> TASK INSTRUCTIONS
Reproduce verbatim the passage of the Bulldozer benchmark article below, from "84 Comments |" up to and including "better than Magny-Cours.".

── SELECTED EXTRACT ──

The Bulldozer Aftermath: Delving Even Deeper

Name: The Bulldozer Aftermath: Delving Even Deeper
Item: The Bulldozer Aftermath: Delving Even Deeper
Author: Johan De Gelas

by Johan De Gelas on May 30, 2012 1:15 AM EST

84 Comments | Add A Comment

84 Comments

Zooming in on SPEC CPU2006: the Good

We filtered out those benchmarks that showed a 30% improvement over Magny-Cours (based on the K10 core). Remember the Bulldozer architecture has been designed to deliver 33% more cores in the same power envelope while keeping the IPC more or less at 95% of the K10. The rest of the performance should have come from a clock speed increase. The clock speed increases did not materialize in the real world, and we also kept the clock speed the same to focus on the architecture. Where a 30-35% performance increase is good, anything over 35% indicates that the Bulldozer architecture handles that particular sort of software better than Magny-Cours.

SPEC Int CPU2006: the Bulldozer friendly

The Libquantum score is the most spectacular. Bulldozer performs over twice as fast and the score of 2750 is not that far from the all mighty Xeon 2660 at 2.2GHz (3310). Bulldozer here is only 17% slower.

At first sight, there is nothing that should make Libquantum run very fast on Bulldozer. Libquantum contains a high amount of branches (27%) and we have seen before that although Bulldozer has a somewhat improved branch predictor, the deeper pipeline and higher branch misprediction penalty can cause a lot of trouble. In fact, Perlbench (23%), Sjeng Chess (21%), and Gobmk (AI, 21%) are branchy software and are among the worst performing tests on Bulldozer. Luckily, Libquantum has a much easier to predict branches: libquantum is among the software pieces that has the lowest branch misprediction rates (less than six per 1000 instructions).

We all know that Bulldozer can deal much better with loads and stores than Magny-Cours. However, libquantum has the lowest (!) amount of load/stores (19%=14% Loads, 5% Stores). The improved Memory Level Parallelism of Bulldozer is not the answer. The table below gives an idea of the instruction mix of SPEC CPU2006int.

SPEC Int 2006 Application	IPC*	Branches	Stores	Loads	Total Loads/ Stores
perlbench	1.67	23	12	24	36
Bzip compression	1.43	15	9	26	35
Gcc	0.83	22	13	26	39
mcf	0.28	19	9	31	40
Go AI	1.00	21	14	28	42
hmmer	1.67	8	16	41	57
Chess	1.25	21	8	21	29
libquantum	0.43	27	5	14	1
h264 encoding	2.00	8	12	35	47
omnetppp	0.38	21	18	34	52
astar	0.56	17	5	27	32
XML processing	0.66	26	9	32	41

* IPC as measured on Core 2 Duo.

Libquantum has a relatively high amount of cache misses on most CPUs as it works with a 32MB data set, so it benefits from a larger cache. The 8MB L3 vs 6MB L3 might have boosted performance a bit, but the main reason is vastly improved prefetching inside Bulldozer. According to the researchers of the university of Austin and Microsoft, the prefetch requests in libquantum are very accurate. If you check AMD's own publications you'll notice that there were two major improvements to improve the single-threaded performance of the Bulldozer architecture (compared to the previous ones): an improved Turbo Core and vastly improved prefetching.

───
── DATA EXCERPTS ──

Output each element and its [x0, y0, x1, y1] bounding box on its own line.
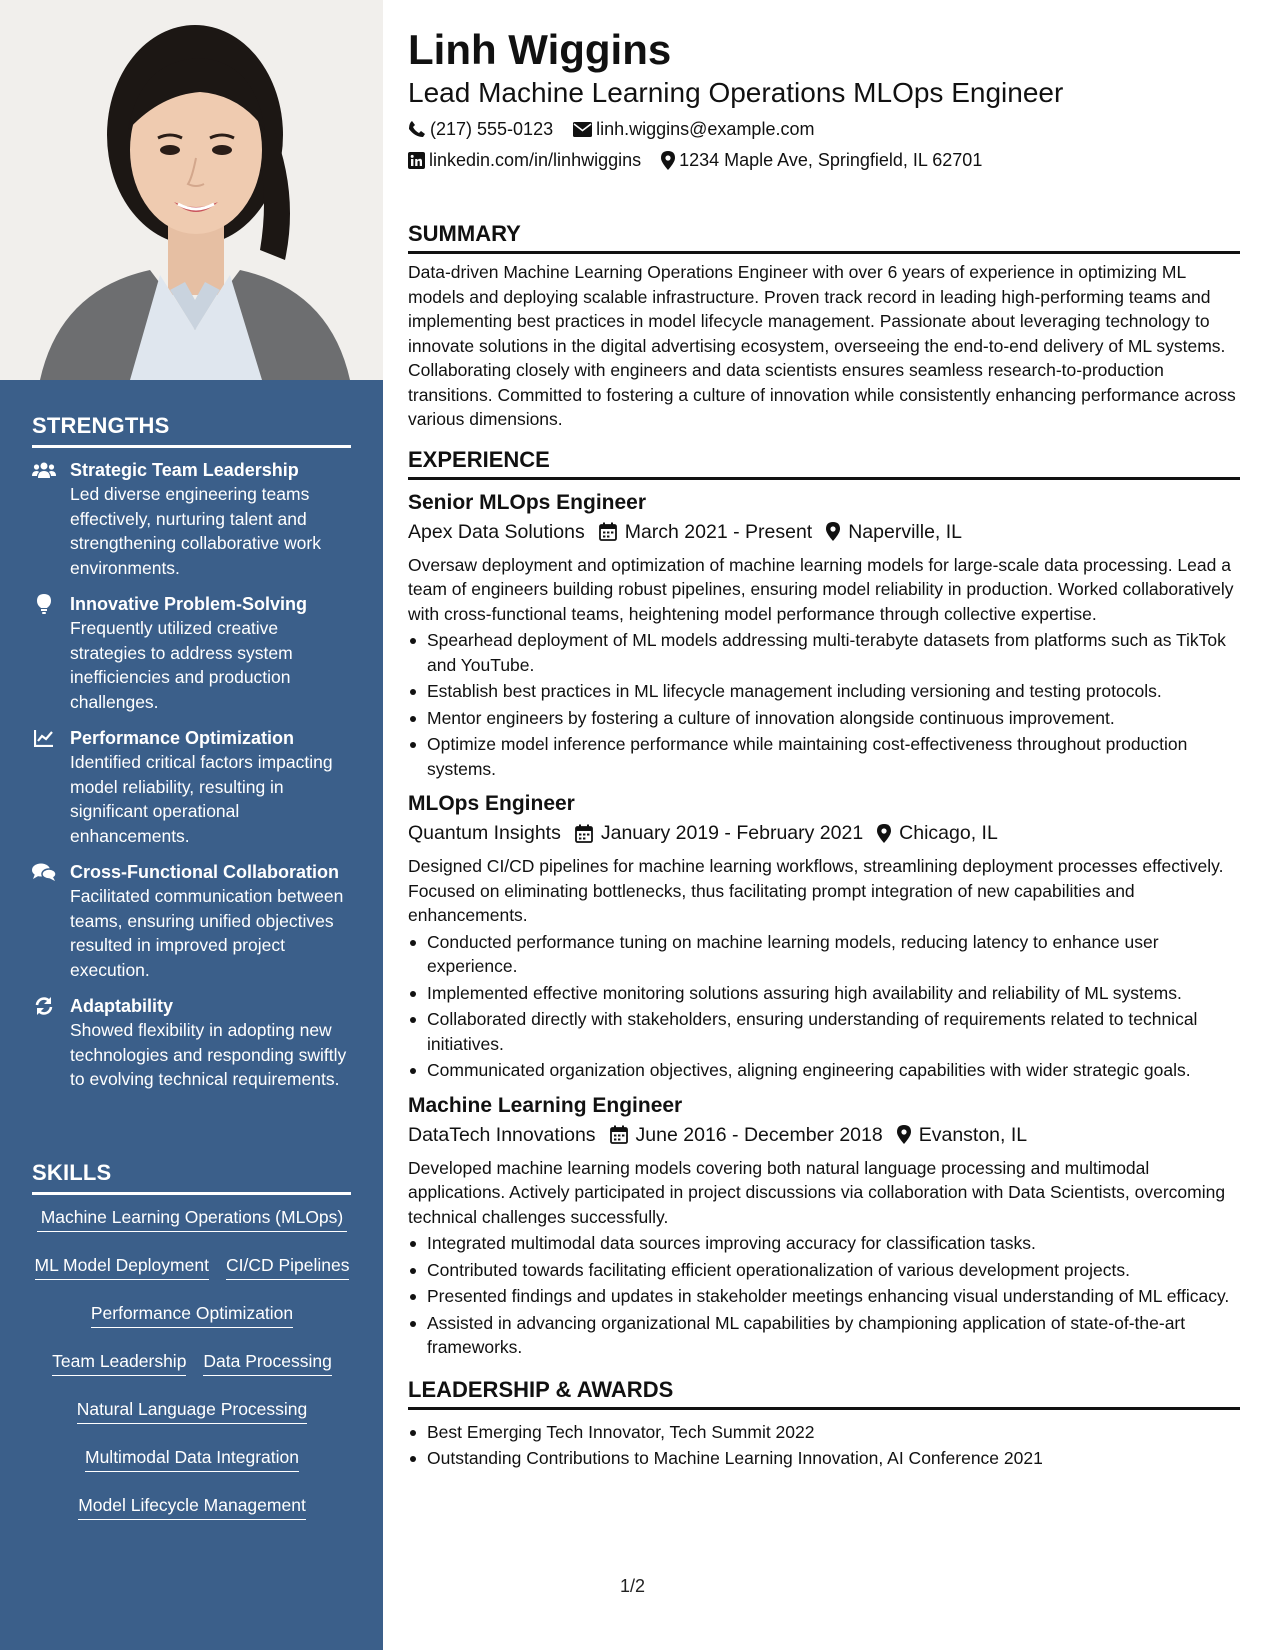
strength-item: [32, 860, 352, 982]
skill-tag: Machine Learning Operations (MLOps): [37, 1206, 347, 1232]
job-dates: January 2019 - February 2021: [600, 822, 864, 844]
strength-description: Identified critical factors impacting model reliability, resulting in significant operational enhancements.: [70, 752, 333, 846]
job-description: Designed CI/CD pipelines for machine learning workflows, streamlining deployment processes effectively. Focused on eliminating bottlenecks, thus facilitating prompt integration of new capabilities and enhancements.: [408, 856, 1224, 925]
strengths-heading: STRENGTHS: [32, 413, 351, 448]
strength-title: Adaptability: [70, 996, 174, 1016]
job-bullets: [408, 628, 1240, 781]
job-bullets: [408, 930, 1240, 1083]
job-meta: [408, 820, 1240, 846]
linkedin-icon: [408, 152, 425, 169]
summary-heading: SUMMARY: [408, 220, 1240, 254]
strengths-list: [32, 458, 352, 1104]
strength-title: Cross-Functional Collaboration: [70, 862, 340, 882]
envelope-icon: [573, 122, 592, 137]
job-bullet: Assisted in advancing organizational ML capabilities by championing application of state-of-the-art frameworks.: [408, 1311, 1240, 1360]
job-dates: June 2016 - December 2018: [635, 1123, 883, 1146]
candidate-name: Linh Wiggins: [408, 26, 672, 73]
job-bullets: [408, 1231, 1240, 1360]
strength-description: Showed flexibility in adopting new technologies and responding swiftly to evolving technical requirements.: [70, 1020, 347, 1089]
chart-line-icon: [32, 728, 56, 748]
map-pin-icon: [661, 151, 675, 170]
page-number: 1/2: [620, 1576, 646, 1596]
job-description: Oversaw deployment and optimization of machine learning models for large-scale data processing. Lead a team of engineers building robust pipelines, ensuring model reliability in production. Worked collaboratively with cross-functional teams, heightening model performance through collective expertise.: [408, 554, 1234, 624]
award-item: Best Emerging Tech Innovator, Tech Summit 2022: [408, 1420, 1240, 1445]
linkedin-contact[interactable]: [408, 148, 641, 172]
strength-item: [32, 458, 352, 580]
contact-row: [408, 117, 1240, 141]
skill-tag: CI/CD Pipelines: [226, 1254, 350, 1280]
comments-icon: [32, 862, 56, 882]
main-content: [408, 24, 1240, 1473]
profile-photo: [0, 0, 383, 380]
experience-heading: EXPERIENCE: [408, 446, 1240, 480]
summary-text: Data-driven Machine Learning Operations Engineer with over 6 years of experience in optimizing ML models and deploying scalable infrastructure. Proven track record in leading high-performing teams and implementing best practices in model lifecycle management. Passionate about leveraging technology to innovate solutions in the digital advertising ecosystem, overseeing the end-to-end delivery of ML systems. Collaborating closely with engineers and data scientists ensures seamless research-to-production transitions. Committed to fostering a culture of innovation while consistently enhancing performance across various dimensions.: [408, 262, 1236, 429]
job-title: Senior MLOps Engineer: [408, 490, 647, 514]
strength-title: Performance Optimization: [70, 728, 295, 748]
job-location: Naperville, IL: [848, 520, 963, 543]
map-pin-icon: [877, 824, 891, 843]
users-icon: [32, 460, 56, 480]
phone-contact: [408, 117, 553, 141]
skills-heading: SKILLS: [32, 1160, 351, 1195]
strength-item: [32, 592, 352, 714]
map-pin-icon: [897, 1125, 911, 1144]
job-bullet: Contributed towards facilitating efficient operationalization of various development projects.: [408, 1258, 1240, 1283]
strength-item: [32, 726, 352, 848]
job-entry: [408, 790, 1240, 1083]
job-dates: March 2021 - Present: [624, 520, 813, 543]
job-bullet: Optimize model inference performance while maintaining cost-effectiveness throughout production systems.: [408, 732, 1240, 781]
email-text[interactable]: linh.wiggins@example.com: [596, 119, 815, 139]
calendar-icon: [575, 824, 593, 843]
sync-icon: [32, 996, 56, 1016]
strength-description: Facilitated communication between teams, ensuring unified objectives resulted in improved project execution.: [70, 886, 344, 980]
phone-icon: [408, 120, 426, 138]
email-contact[interactable]: [573, 117, 814, 141]
job-entry: [408, 489, 1240, 782]
calendar-icon: [610, 1125, 628, 1144]
address-text: 1234 Maple Ave, Springfield, IL 62701: [679, 150, 983, 170]
job-bullet: Presented findings and updates in stakeholder meetings enhancing visual understanding of ML efficacy.: [408, 1284, 1240, 1309]
contact-row: [408, 148, 1240, 172]
skill-tag: Natural Language Processing: [77, 1398, 308, 1424]
job-bullet: Spearhead deployment of ML models addressing multi-terabyte datasets from platforms such as TikTok and YouTube.: [408, 628, 1240, 677]
job-location: Chicago, IL: [899, 822, 998, 844]
company-name: Apex Data Solutions: [408, 520, 585, 543]
skill-tag: Performance Optimization: [91, 1302, 293, 1328]
sidebar: [0, 0, 383, 1650]
skill-tag: Data Processing: [203, 1350, 331, 1376]
job-location: Evanston, IL: [918, 1123, 1028, 1146]
strength-item: [32, 994, 352, 1092]
job-title: Machine Learning Engineer: [408, 1093, 683, 1117]
candidate-title: Lead Machine Learning Operations MLOps Engineer: [408, 77, 1064, 108]
skill-tag: Multimodal Data Integration: [85, 1446, 299, 1472]
job-meta: [408, 1122, 1240, 1148]
company-name: Quantum Insights: [408, 822, 561, 844]
awards-heading: LEADERSHIP & AWARDS: [408, 1376, 1240, 1410]
job-bullet: Collaborated directly with stakeholders, ensuring understanding of requirements related to technical initiatives.: [408, 1007, 1240, 1056]
skill-tag: Team Leadership: [52, 1350, 186, 1376]
job-entry: [408, 1092, 1240, 1360]
strength-title: Strategic Team Leadership: [70, 460, 299, 480]
award-item: Outstanding Contributions to Machine Learning Innovation, AI Conference 2021: [408, 1446, 1240, 1471]
job-description: Developed machine learning models covering both natural language processing and multimodal applications. Actively participated in project discussions via collaboration with Data Scientists, overcoming technical challenges successfully.: [408, 1157, 1226, 1227]
strength-description: Led diverse engineering teams effectively, nurturing talent and strengthening collaborative work environments.: [70, 484, 321, 578]
calendar-icon: [599, 522, 617, 541]
strength-description: Frequently utilized creative strategies to address system inefficiencies and production challenges.: [70, 618, 293, 712]
job-bullet: Conducted performance tuning on machine learning models, reducing latency to enhance user experience.: [408, 930, 1240, 979]
job-bullet: Mentor engineers by fostering a culture of innovation alongside continuous improvement.: [408, 706, 1240, 731]
linkedin-text[interactable]: linkedin.com/in/linhwiggins: [429, 150, 642, 170]
job-bullet: Communicated organization objectives, aligning engineering capabilities with wider strategic goals.: [408, 1058, 1240, 1083]
address-contact: [661, 148, 982, 172]
skill-tag: ML Model Deployment: [35, 1254, 209, 1280]
map-pin-icon: [826, 522, 840, 541]
job-bullet: Establish best practices in ML lifecycle management including versioning and testing protocols.: [408, 679, 1240, 704]
strength-title: Innovative Problem-Solving: [70, 594, 308, 614]
job-meta: [408, 519, 1240, 545]
job-bullet: Integrated multimodal data sources improving accuracy for classification tasks.: [408, 1231, 1240, 1256]
awards-list: [408, 1420, 1240, 1471]
skill-tag: Model Lifecycle Management: [78, 1494, 306, 1520]
lightbulb-icon: [32, 594, 56, 614]
job-title: MLOps Engineer: [408, 792, 575, 815]
phone-text: (217) 555-0123: [430, 119, 554, 139]
job-bullet: Implemented effective monitoring solutions assuring high availability and reliability of ML systems.: [408, 981, 1240, 1006]
skills-list: [32, 1206, 352, 1542]
company-name: DataTech Innovations: [408, 1123, 596, 1146]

───

> TASK RESULT
84 Comments | Add A Comment

84 Comments

Zooming in on SPEC CPU2006: the Good

We filtered out those benchmarks that showed a 30% improvement over Magny-Cours (based on the K10 core). Remember the Bulldozer architecture has been designed to deliver 33% more cores in the same power envelope while keeping the IPC more or less at 95% of the K10. The rest of the performance should have come from a clock speed increase. The clock speed increases did not materialize in the real world, and we also kept the clock speed the same to focus on the architecture. Where a 30-35% performance increase is good, anything over 35% indicates that the Bulldozer architecture handles that particular sort of software better than Magny-Cours.